- **WORK INSTRUCTIONS**: Show all lines holding "salaysay".
########################################
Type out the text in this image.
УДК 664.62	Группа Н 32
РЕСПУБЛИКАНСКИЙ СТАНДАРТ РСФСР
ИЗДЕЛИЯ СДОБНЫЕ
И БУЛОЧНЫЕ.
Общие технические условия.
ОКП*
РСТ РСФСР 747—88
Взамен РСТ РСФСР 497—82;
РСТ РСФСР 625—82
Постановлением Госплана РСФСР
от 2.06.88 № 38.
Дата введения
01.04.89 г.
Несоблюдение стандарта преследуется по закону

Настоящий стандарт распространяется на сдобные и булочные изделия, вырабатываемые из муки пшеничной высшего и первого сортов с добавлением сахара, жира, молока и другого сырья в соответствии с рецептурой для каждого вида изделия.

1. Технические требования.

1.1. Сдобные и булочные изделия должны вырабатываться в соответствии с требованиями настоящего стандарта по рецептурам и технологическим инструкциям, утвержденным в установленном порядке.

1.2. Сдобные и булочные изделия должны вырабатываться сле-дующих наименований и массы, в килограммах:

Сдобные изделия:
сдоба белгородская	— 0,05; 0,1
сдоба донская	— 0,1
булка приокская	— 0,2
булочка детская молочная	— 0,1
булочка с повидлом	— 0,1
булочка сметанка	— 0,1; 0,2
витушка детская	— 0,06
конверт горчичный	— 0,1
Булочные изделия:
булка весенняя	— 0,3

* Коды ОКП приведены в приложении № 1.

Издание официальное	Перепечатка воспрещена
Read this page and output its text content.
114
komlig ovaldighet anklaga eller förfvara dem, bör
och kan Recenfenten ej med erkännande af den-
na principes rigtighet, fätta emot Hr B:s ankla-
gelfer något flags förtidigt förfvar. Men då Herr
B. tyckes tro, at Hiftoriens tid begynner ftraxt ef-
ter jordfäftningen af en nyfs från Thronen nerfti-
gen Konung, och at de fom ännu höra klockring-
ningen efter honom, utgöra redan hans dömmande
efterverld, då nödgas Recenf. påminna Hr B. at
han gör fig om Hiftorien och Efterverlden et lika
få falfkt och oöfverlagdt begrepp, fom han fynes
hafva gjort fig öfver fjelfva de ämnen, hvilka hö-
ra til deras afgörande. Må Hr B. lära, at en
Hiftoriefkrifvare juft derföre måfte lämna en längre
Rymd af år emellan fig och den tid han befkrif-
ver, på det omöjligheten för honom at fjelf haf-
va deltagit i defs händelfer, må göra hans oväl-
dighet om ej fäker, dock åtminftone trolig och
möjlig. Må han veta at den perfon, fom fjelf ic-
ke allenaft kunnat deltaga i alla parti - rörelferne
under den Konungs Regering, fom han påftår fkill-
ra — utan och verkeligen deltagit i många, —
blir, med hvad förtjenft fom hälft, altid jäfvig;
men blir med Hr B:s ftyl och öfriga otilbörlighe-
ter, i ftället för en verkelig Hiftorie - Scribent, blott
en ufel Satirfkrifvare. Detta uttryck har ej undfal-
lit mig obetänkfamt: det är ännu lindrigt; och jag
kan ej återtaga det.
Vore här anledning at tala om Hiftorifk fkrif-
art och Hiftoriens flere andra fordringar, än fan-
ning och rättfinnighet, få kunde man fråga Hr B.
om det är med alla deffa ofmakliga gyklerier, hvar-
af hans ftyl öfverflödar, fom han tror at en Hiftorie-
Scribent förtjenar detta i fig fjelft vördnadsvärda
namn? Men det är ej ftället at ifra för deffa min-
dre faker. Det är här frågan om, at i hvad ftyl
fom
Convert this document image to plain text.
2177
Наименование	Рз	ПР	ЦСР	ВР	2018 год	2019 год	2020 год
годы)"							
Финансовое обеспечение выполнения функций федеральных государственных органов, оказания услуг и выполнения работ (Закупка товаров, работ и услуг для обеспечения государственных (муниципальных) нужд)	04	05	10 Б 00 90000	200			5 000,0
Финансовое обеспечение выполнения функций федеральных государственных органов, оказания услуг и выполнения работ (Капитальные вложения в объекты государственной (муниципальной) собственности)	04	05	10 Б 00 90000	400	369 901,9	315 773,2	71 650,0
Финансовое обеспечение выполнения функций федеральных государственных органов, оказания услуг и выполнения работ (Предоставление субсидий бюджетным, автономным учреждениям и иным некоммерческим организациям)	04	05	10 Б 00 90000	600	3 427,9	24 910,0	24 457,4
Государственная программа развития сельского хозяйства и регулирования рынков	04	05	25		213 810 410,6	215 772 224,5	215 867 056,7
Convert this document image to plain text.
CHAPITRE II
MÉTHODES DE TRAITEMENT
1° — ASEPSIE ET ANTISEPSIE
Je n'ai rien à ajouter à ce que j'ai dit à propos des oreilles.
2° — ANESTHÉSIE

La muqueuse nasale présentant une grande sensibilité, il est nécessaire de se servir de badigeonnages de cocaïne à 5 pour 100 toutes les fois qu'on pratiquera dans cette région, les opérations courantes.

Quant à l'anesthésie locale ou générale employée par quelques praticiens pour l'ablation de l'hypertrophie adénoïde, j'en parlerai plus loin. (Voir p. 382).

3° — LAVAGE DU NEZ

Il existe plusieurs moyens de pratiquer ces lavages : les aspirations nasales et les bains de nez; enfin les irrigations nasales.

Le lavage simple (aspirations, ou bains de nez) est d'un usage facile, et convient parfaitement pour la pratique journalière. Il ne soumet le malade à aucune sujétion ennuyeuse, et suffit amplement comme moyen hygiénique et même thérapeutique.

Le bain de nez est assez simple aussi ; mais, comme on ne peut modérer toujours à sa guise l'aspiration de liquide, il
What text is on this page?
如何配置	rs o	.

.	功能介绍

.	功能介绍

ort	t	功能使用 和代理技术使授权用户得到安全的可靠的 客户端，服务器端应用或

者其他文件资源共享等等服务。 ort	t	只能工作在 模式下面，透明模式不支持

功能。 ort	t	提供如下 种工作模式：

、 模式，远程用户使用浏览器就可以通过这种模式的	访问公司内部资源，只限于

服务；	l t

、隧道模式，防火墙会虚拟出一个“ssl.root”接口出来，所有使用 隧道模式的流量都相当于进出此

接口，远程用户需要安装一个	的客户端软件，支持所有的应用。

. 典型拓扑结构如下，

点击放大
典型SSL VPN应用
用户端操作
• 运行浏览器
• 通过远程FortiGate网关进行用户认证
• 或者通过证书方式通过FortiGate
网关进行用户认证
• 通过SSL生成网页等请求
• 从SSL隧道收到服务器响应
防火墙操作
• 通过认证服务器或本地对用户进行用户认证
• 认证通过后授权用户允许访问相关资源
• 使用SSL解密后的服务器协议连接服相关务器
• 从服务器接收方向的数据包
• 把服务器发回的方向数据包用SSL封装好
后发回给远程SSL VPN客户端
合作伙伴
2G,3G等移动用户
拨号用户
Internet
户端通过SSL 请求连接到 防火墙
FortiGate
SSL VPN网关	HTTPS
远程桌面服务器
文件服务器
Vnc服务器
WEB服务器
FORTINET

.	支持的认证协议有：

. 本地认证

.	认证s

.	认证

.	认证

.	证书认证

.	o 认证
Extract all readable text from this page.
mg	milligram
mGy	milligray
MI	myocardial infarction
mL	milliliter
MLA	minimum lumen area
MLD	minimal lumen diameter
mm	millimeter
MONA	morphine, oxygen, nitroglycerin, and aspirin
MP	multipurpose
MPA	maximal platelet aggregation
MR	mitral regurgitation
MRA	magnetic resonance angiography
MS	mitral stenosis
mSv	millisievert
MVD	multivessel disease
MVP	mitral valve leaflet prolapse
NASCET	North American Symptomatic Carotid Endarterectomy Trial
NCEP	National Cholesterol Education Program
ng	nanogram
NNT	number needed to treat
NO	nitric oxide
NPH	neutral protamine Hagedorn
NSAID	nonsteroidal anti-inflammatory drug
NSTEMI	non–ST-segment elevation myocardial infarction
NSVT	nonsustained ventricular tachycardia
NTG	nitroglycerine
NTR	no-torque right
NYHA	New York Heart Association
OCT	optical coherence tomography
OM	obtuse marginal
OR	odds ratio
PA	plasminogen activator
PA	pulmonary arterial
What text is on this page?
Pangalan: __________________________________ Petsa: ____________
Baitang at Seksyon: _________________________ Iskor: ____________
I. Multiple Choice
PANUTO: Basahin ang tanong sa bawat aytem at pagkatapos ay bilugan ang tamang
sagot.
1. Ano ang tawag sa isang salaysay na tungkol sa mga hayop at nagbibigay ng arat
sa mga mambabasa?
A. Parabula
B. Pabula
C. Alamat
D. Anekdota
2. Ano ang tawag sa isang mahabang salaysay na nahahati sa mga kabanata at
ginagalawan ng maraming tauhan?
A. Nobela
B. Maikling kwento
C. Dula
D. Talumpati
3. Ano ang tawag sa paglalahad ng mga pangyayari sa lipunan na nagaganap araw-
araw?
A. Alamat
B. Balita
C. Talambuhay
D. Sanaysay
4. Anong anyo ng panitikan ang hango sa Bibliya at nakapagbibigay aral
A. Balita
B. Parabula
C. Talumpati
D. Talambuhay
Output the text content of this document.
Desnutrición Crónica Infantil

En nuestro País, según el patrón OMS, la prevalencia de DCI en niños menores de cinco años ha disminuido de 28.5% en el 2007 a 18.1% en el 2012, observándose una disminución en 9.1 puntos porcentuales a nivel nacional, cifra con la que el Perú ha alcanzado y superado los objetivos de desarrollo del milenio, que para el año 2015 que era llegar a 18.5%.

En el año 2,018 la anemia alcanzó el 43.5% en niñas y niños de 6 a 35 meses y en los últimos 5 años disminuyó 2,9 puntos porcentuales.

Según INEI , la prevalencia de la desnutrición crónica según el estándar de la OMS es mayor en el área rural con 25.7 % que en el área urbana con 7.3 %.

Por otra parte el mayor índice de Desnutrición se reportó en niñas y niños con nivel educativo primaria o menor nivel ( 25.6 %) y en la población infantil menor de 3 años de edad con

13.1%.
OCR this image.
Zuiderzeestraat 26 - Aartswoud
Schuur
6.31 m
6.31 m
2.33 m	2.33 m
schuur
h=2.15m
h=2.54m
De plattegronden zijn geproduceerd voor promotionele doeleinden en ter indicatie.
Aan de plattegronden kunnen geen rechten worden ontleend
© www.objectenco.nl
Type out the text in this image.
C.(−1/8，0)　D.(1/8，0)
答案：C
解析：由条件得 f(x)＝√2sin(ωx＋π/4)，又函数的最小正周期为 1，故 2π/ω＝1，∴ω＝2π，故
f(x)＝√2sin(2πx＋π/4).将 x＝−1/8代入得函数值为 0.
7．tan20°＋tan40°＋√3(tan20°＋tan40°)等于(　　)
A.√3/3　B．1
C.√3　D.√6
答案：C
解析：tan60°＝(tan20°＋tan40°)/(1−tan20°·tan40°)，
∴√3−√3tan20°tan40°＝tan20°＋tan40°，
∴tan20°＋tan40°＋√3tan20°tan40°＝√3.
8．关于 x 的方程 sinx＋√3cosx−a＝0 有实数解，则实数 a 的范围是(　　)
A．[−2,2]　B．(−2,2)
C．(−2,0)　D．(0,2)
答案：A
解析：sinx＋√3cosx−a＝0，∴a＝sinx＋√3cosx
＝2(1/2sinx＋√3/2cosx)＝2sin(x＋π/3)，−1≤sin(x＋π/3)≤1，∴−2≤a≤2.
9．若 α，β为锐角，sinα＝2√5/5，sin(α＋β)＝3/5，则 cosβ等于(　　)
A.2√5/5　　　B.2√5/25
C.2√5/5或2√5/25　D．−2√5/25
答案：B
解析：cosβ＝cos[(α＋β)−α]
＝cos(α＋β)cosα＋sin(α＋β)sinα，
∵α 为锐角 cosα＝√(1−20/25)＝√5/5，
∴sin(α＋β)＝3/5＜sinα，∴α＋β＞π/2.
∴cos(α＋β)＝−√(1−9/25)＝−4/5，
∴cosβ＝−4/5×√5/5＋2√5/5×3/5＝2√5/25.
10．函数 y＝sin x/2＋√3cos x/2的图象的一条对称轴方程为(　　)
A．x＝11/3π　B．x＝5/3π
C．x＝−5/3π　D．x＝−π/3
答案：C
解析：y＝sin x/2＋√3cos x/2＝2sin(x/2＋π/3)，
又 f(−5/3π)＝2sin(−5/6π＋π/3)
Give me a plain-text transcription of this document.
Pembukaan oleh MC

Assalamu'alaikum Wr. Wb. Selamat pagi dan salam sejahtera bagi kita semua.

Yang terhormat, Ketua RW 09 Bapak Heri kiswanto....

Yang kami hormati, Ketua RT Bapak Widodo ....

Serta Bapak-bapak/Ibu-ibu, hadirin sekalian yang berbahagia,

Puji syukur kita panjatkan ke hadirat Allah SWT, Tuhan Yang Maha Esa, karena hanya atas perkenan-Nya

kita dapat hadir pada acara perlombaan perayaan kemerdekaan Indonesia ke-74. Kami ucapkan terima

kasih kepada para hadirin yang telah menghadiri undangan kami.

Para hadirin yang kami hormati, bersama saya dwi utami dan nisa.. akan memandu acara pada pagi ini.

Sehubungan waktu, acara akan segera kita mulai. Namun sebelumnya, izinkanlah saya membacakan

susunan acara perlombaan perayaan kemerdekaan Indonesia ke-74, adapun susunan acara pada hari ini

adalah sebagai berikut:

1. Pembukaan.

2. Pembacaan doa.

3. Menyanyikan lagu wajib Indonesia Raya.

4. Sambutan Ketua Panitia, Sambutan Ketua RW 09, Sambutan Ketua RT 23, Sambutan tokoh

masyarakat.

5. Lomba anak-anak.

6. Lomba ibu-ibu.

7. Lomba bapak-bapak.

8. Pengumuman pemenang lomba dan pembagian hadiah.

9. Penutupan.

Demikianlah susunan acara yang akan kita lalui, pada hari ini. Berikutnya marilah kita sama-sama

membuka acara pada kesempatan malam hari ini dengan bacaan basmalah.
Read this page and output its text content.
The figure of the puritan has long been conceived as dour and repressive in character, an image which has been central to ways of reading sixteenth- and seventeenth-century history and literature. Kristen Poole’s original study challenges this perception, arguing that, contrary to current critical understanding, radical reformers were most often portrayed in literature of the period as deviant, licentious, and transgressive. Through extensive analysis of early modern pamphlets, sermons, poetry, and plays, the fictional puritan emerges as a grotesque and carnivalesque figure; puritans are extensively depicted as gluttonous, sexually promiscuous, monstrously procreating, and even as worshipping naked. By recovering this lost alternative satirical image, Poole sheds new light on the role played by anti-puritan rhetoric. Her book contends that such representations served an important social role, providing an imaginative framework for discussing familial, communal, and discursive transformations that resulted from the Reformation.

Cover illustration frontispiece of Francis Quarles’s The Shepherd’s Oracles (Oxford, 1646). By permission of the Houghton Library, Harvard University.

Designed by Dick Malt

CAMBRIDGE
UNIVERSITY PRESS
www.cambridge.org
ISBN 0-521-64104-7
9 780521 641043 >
########################################
- **WRITTEN SOLUTION**:
1. Ano ang tawag sa isang salaysay na tungkol sa mga hayop at nagbibigay ng arat
2. Ano ang tawag sa isang mahabang salaysay na nahahati sa mga kabanata at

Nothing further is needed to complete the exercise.